• _Job_:
Copy out all the entries exactly.
## Begin Data provided
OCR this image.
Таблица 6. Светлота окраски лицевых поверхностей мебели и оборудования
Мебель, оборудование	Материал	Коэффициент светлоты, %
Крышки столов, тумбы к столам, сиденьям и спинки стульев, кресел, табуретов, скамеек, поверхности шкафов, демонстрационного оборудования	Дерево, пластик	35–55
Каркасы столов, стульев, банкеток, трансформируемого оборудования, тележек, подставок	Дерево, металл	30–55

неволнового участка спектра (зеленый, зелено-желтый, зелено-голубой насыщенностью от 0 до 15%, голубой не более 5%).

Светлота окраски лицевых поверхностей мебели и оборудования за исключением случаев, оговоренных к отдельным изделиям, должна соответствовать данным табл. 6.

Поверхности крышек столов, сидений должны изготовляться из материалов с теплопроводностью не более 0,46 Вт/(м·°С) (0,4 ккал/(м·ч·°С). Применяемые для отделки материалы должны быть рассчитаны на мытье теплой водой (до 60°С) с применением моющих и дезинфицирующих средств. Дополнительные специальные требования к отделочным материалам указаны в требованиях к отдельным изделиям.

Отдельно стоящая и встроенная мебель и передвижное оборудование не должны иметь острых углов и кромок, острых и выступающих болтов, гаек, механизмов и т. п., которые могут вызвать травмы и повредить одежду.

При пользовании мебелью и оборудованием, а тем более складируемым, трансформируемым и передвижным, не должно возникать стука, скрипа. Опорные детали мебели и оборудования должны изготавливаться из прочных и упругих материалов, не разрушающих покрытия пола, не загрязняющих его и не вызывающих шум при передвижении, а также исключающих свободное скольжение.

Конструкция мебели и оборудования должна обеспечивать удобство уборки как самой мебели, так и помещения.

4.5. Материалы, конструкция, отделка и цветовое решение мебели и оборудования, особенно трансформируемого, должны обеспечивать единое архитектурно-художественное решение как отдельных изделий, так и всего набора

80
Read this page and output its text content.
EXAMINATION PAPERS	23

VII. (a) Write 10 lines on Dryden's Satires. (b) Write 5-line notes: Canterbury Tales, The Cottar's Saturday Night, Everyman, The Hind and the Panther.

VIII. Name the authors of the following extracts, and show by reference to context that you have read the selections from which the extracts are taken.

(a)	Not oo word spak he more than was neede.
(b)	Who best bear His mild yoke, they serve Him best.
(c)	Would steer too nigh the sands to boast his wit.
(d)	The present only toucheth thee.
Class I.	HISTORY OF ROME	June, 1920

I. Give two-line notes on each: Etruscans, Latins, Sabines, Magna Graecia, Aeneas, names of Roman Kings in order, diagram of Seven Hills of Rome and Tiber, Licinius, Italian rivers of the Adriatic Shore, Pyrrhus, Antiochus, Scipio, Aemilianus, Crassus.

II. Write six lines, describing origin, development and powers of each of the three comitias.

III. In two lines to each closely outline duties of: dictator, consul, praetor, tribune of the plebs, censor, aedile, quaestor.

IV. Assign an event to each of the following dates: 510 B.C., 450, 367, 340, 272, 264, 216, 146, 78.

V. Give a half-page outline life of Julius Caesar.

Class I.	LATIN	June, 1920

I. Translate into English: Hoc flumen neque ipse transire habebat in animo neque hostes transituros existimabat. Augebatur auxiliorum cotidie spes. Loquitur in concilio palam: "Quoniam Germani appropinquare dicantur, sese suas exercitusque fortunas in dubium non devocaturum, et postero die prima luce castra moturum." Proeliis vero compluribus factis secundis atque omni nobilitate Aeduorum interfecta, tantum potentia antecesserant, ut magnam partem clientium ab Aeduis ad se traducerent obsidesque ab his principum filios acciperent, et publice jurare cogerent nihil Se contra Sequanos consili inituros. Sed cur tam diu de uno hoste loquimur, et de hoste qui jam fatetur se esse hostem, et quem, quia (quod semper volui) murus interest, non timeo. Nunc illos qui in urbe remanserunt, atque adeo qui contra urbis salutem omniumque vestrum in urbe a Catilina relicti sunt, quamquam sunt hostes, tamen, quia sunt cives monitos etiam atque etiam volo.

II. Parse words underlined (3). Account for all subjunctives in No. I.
## End Data provided
• _Completed task_:
OCR this image.
Таблица 6. Светлота окраски лицевых поверхностей мебели и оборудования
Мебель, оборудование	Материал	Коэффициент светлоты, %
Крышки столов, тумбы к столам, сиденьям и спинки стульев, кресел, табуретов, скамеек, поверхности шкафов, демонстрационного оборудования	Дерево, пластик	35–55
Каркасы столов, стульев, банкеток, трансформируемого оборудования, тележек, подставок	Дерево, металл	30–55

неволнового участка спектра (зеленый, зелено-желтый, зелено-голубой насыщенностью от 0 до 15%, голубой не более 5%).

Светлота окраски лицевых поверхностей мебели и оборудования за исключением случаев, оговоренных к отдельным изделиям, должна соответствовать данным табл. 6.

Поверхности крышек столов, сидений должны изготовляться из материалов с теплопроводностью не более 0,46 Вт/(м·°С) (0,4 ккал/(м·ч·°С). Применяемые для отделки материалы должны быть рассчитаны на мытье теплой водой (до 60°С) с применением моющих и дезинфицирующих средств. Дополнительные специальные требования к отделочным материалам указаны в требованиях к отдельным изделиям.

Отдельно стоящая и встроенная мебель и передвижное оборудование не должны иметь острых углов и кромок, острых и выступающих болтов, гаек, механизмов и т. п., которые могут вызвать травмы и повредить одежду.

При пользовании мебелью и оборудованием, а тем более складируемым, трансформируемым и передвижным, не должно возникать стука, скрипа. Опорные детали мебели и оборудования должны изготавливаться из прочных и упругих материалов, не разрушающих покрытия пола, не загрязняющих его и не вызывающих шум при передвижении, а также исключающих свободное скольжение.

Конструкция мебели и оборудования должна обеспечивать удобство уборки как самой мебели, так и помещения.

4.5. Материалы, конструкция, отделка и цветовое решение мебели и оборудования, особенно трансформируемого, должны обеспечивать единое архитектурно-художественное решение как отдельных изделий, так и всего набора

80
Read this page and output its text content.
EXAMINATION PAPERS	23

VII. (a) Write 10 lines on Dryden's Satires. (b) Write 5-line notes: Canterbury Tales, The Cottar's Saturday Night, Everyman, The Hind and the Panther.

VIII. Name the authors of the following extracts, and show by reference to context that you have read the selections from which the extracts are taken.

(a)	Not oo word spak he more than was neede.
(b)	Who best bear His mild yoke, they serve Him best.
(c)	Would steer too nigh the sands to boast his wit.
(d)	The present only toucheth thee.
Class I.	HISTORY OF ROME	June, 1920

I. Give two-line notes on each: Etruscans, Latins, Sabines, Magna Graecia, Aeneas, names of Roman Kings in order, diagram of Seven Hills of Rome and Tiber, Licinius, Italian rivers of the Adriatic Shore, Pyrrhus, Antiochus, Scipio, Aemilianus, Crassus.

II. Write six lines, describing origin, development and powers of each of the three comitias.

III. In two lines to each closely outline duties of: dictator, consul, praetor, tribune of the plebs, censor, aedile, quaestor.

IV. Assign an event to each of the following dates: 510 B.C., 450, 367, 340, 272, 264, 216, 146, 78.

V. Give a half-page outline life of Julius Caesar.

Class I.	LATIN	June, 1920

I. Translate into English: Hoc flumen neque ipse transire habebat in animo neque hostes transituros existimabat. Augebatur auxiliorum cotidie spes. Loquitur in concilio palam: "Quoniam Germani appropinquare dicantur, sese suas exercitusque fortunas in dubium non devocaturum, et postero die prima luce castra moturum." Proeliis vero compluribus factis secundis atque omni nobilitate Aeduorum interfecta, tantum potentia antecesserant, ut magnam partem clientium ab Aeduis ad se traducerent obsidesque ab his principum filios acciperent, et publice jurare cogerent nihil Se contra Sequanos consili inituros. Sed cur tam diu de uno hoste loquimur, et de hoste qui jam fatetur se esse hostem, et quem, quia (quod semper volui) murus interest, non timeo. Nunc illos qui in urbe remanserunt, atque adeo qui contra urbis salutem omniumque vestrum in urbe a Catilina relicti sunt, quamquam sunt hostes, tamen, quia sunt cives monitos etiam atque etiam volo.

II. Parse words underlined (3). Account for all subjunctives in No. I.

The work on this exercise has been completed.